O Vigário de Cristo e a Igreja querem a Igreja e os seus ministros nas ruas – bispos, padres, diáconos, religiosos, lideranças próximos do povo – trabalhando para os pobres e formando jovens missionários. Por isso, nós nos sentimos desafiados a intensificar esse caminho novo redesenhado e confirmado pelo pontífice. O Papa nos propõe redescobrir a alegria da fé! Ao falar do chamado para anunciar o Evangelho, nos ensina a viver o caminho a que somos chamados para ajudar os jovens e todos os fiéis a perceberem que ser discípulo missionário é uma consequência de ser batizado, é parte do essencial do ser cristão. E que o primeiro lugar onde evangelizar é própria casa, o ambiente de estudo ou de trabalho, a família e os amigos.

Em nossa Catedral de São Sebastião do Rio de Janeiro o Papa Francisco pediu que os sacerdotes tenham “a paciência de escutar os problemas dos jovens”, especialmente na confissão, na orientação espiritual e no acompanhamento. “Não poupemos esforços na formação dos jovens” e ajudemo-los, disse, a “redescobrir o valor e a alegria da fé”. Essa orientação deve ser feita de tal modo que se sintam missionários, saiam de suas casas e façam “ruas de fé”: “não podemos ficar encerrados na paróquia, nas nossas comunidades quando tantas pessoas estão esperando o Evangelho”, alertou, e completou enfático: “Eduquemo-los para a missão, para sair, para partir. Decididamente, pensemos a pastoral a partir da periferia, daqueles que são mais afastados, daqueles que habitualmente não frequentam a paróquia”.

O Papa nos ensinou, ainda, o chamado a “Promover a cultura do encontro”. Ele denunciou a atual “cultura da exclusão e do descartável”, na qual não há tempo para as os outros, e as relações humanas parecem regidas por dois dogmas modernos: a eficiência e o pragmatismo. Isso vale, particularmente, para algumas falsas mentalidades que descartam os sacerdotes anciãos e doentes e não lhe dão a verdadeira atenção e carinho.

----------------

§ Enunciado 1:
Segundo o texto sobre o Papa Francisco, em que catedral ele pediu aos sacerdotes "a paciência de escutar os problemas dos jovens"?
§ Enunciado 2:
Continue o texto sobre o Papa Francisco a partir da última frase apresentada.

----------------

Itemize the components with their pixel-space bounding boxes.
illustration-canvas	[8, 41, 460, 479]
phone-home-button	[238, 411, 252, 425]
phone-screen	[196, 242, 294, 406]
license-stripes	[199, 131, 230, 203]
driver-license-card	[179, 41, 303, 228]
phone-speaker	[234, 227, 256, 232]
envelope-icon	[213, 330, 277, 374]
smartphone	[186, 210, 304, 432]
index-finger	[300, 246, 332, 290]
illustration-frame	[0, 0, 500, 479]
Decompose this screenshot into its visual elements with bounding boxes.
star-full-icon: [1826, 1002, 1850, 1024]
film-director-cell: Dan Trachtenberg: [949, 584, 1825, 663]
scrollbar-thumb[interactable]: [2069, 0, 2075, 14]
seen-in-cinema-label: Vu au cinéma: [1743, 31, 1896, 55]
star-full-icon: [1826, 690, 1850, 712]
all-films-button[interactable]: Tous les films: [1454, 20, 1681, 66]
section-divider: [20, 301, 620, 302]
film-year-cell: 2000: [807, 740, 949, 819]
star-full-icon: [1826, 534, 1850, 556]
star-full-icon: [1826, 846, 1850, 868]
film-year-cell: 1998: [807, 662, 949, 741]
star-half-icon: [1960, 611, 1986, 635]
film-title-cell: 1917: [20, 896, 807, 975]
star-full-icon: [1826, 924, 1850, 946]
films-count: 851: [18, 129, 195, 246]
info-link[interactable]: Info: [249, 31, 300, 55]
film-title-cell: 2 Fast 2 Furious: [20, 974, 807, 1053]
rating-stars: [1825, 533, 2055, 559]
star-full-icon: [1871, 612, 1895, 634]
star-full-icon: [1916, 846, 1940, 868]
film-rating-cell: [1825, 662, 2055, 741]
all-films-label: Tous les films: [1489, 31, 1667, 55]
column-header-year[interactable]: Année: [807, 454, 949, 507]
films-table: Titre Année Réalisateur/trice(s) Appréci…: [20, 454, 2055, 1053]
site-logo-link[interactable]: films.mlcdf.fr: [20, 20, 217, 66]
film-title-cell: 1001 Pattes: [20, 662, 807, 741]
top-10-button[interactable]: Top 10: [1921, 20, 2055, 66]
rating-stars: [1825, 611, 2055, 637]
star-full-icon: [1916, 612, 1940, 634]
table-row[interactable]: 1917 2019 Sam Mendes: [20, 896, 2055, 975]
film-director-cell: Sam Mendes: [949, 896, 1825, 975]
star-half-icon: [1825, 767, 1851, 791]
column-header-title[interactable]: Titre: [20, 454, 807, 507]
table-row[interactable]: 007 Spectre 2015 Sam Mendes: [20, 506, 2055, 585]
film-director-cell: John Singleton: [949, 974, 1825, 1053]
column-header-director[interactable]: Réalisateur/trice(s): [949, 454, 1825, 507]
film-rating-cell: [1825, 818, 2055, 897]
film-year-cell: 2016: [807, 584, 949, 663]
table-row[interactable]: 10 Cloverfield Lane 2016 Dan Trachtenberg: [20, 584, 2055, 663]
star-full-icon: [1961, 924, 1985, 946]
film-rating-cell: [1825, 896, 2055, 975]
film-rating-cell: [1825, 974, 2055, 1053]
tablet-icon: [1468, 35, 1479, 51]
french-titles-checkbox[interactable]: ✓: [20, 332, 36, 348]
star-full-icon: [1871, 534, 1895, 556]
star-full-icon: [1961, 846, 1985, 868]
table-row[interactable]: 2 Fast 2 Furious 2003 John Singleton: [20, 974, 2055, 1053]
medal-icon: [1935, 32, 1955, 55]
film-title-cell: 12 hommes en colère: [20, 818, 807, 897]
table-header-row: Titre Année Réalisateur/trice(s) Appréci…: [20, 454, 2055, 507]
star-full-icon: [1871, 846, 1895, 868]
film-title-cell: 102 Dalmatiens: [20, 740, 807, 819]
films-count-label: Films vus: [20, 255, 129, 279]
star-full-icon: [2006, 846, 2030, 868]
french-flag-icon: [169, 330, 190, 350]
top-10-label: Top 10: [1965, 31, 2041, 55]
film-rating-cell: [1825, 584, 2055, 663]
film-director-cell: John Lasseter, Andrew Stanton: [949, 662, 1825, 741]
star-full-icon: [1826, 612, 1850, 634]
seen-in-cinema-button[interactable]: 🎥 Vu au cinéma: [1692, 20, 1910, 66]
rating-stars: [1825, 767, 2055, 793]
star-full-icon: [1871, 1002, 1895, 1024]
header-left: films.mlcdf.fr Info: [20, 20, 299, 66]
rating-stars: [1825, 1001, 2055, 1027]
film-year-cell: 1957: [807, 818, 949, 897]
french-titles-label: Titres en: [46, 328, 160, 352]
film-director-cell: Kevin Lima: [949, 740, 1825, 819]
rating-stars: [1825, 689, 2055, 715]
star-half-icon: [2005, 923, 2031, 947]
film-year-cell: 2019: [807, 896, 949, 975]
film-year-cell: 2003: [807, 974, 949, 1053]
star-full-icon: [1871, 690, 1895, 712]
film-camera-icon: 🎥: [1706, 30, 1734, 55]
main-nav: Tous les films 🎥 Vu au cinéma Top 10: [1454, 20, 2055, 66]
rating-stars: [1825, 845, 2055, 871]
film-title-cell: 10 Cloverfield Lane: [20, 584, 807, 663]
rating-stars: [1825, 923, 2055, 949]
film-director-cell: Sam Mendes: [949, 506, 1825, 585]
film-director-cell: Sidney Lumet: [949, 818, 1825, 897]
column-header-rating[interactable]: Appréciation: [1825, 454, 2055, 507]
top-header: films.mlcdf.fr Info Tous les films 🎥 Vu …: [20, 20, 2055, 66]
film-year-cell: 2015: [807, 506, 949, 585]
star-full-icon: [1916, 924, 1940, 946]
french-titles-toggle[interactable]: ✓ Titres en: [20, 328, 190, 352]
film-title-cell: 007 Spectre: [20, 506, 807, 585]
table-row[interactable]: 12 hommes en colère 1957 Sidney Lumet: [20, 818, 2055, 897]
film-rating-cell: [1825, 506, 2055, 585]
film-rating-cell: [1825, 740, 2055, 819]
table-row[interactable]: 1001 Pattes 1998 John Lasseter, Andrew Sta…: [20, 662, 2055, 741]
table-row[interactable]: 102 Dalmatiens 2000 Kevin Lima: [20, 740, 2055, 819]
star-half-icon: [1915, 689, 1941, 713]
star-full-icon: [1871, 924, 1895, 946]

----------------

§ Espaço de resposta 1:
Na Catedral de São Sebastião do Rio de Janeiro.

§ Espaço de resposta 2:
É convite para incrementar mais ainda o contato pessoal dos presbíteros com os fiéis. O relacionamento entre as pessoas, na vida paroquial, deve sempre ser igual, na mesma simplicidade e sem fazer-se maior. Isso é de uma beleza e simplicidade comoventes, dando tempo para ouvir o outro como alguém que serve, com o seu modo de vida, próximo das suas ovelhas, gastando a sua vida e as suas preocupações com as preocupações do povo santo de Deus, a quem o sacerdote é enviado para santificar e proclamar o Reino de Deus.

Nesse sentido, quero elevar a Deus a minha ação de graças pelo trabalho pastoral de todos os presbíteros de nossa amada Arquidiocese. Agradeço a Deus, também, o trabalho escondido de muitos sacerdotes que gastam a sua vida pelo povo brasileiro, particularmente, na Região Amazônica, com todas as suas complexidades pastorais. No discurso aos Bispos do Brasil, o Santo Padre fez especial menção à Amazônia! Somos chamados, pois, a ser pastores conforme o Coração de Cristo: mansos, pacíficos, generosos; que estejamos sempre em sintonia com Cristo, com a Igreja em favor da edificação da esperança, da solidariedade, da partilha e da paz, sem medo de viver, anunciar e testemunhar o Evangelho. O Santo Padre Francisco foi muito claro nas suas palavras aos bispos, presbíteros, diáconos, religiosos e seminaristas – para terem “a coragem de ir contra a corrente”, sendo “servidores da comunhão e da cultura do encontro”.

Unamo-nos à Virgem Mãe, Mãe dos Sacerdotes, que interceda por todos nós nessa bela e importante missão nesse tempo de tantas transformações sociais, culturais e religiosas!